- Exercise aim -
Omit the pictures and return every entry exactly as written.

Items listed in a dataset:
»»
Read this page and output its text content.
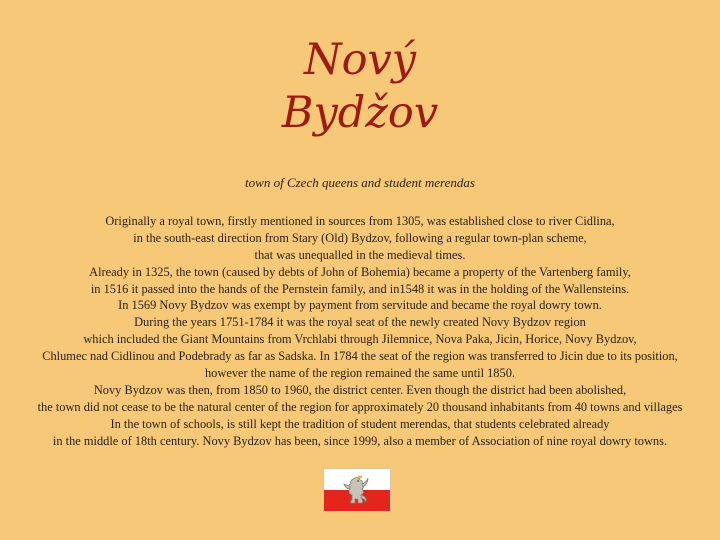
Nový
Bydžov
town of Czech queens and student merendas
Originally a royal town, firstly mentioned in sources from 1305, was established close to river Cidlina,
in the south-east direction from Stary (Old) Bydzov, following a regular town-plan scheme,
that was unequalled in the medieval times.
Already in 1325, the town (caused by debts of John of Bohemia) became a property of the Vartenberg family,
in 1516 it passed into the hands of the Pernstein family, and in1548 it was in the holding of the Wallensteins.
In 1569 Novy Bydzov was exempt by payment from servitude and became the royal dowry town.
During the years 1751-1784 it was the royal seat of the newly created Novy Bydzov region
which included the Giant Mountains from Vrchlabi through Jilemnice, Nova Paka, Jicin, Horice, Novy Bydzov,
Chlumec nad Cidlinou and Podebrady as far as Sadska. In 1784 the seat of the region was transferred to Jicin due to its position,
however the name of the region remained the same until 1850.
Novy Bydzov was then, from 1850 to 1960, the district center. Even though the district had been abolished,
the town did not cease to be the natural center of the region for approximately 20 thousand inhabitants from 40 towns and villages
In the town of schools, is still kept the tradition of student merendas, that students celebrated already
in the middle of 18th century. Novy Bydzov has been, since 1999, also a member of Association of nine royal dowry towns.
««
- Response below -
Read this page and output its text content.
Nový
Bydžov
town of Czech queens and student merendas
Originally a royal town, firstly mentioned in sources from 1305, was established close to river Cidlina,
in the south-east direction from Stary (Old) Bydzov, following a regular town-plan scheme,
that was unequalled in the medieval times.
Already in 1325, the town (caused by debts of John of Bohemia) became a property of the Vartenberg family,
in 1516 it passed into the hands of the Pernstein family, and in1548 it was in the holding of the Wallensteins.
In 1569 Novy Bydzov was exempt by payment from servitude and became the royal dowry town.
During the years 1751-1784 it was the royal seat of the newly created Novy Bydzov region
which included the Giant Mountains from Vrchlabi through Jilemnice, Nova Paka, Jicin, Horice, Novy Bydzov,
Chlumec nad Cidlinou and Podebrady as far as Sadska. In 1784 the seat of the region was transferred to Jicin due to its position,
however the name of the region remained the same until 1850.
Novy Bydzov was then, from 1850 to 1960, the district center. Even though the district had been abolished,
the town did not cease to be the natural center of the region for approximately 20 thousand inhabitants from 40 towns and villages
In the town of schools, is still kept the tradition of student merendas, that students celebrated already
in the middle of 18th century. Novy Bydzov has been, since 1999, also a member of Association of nine royal dowry towns.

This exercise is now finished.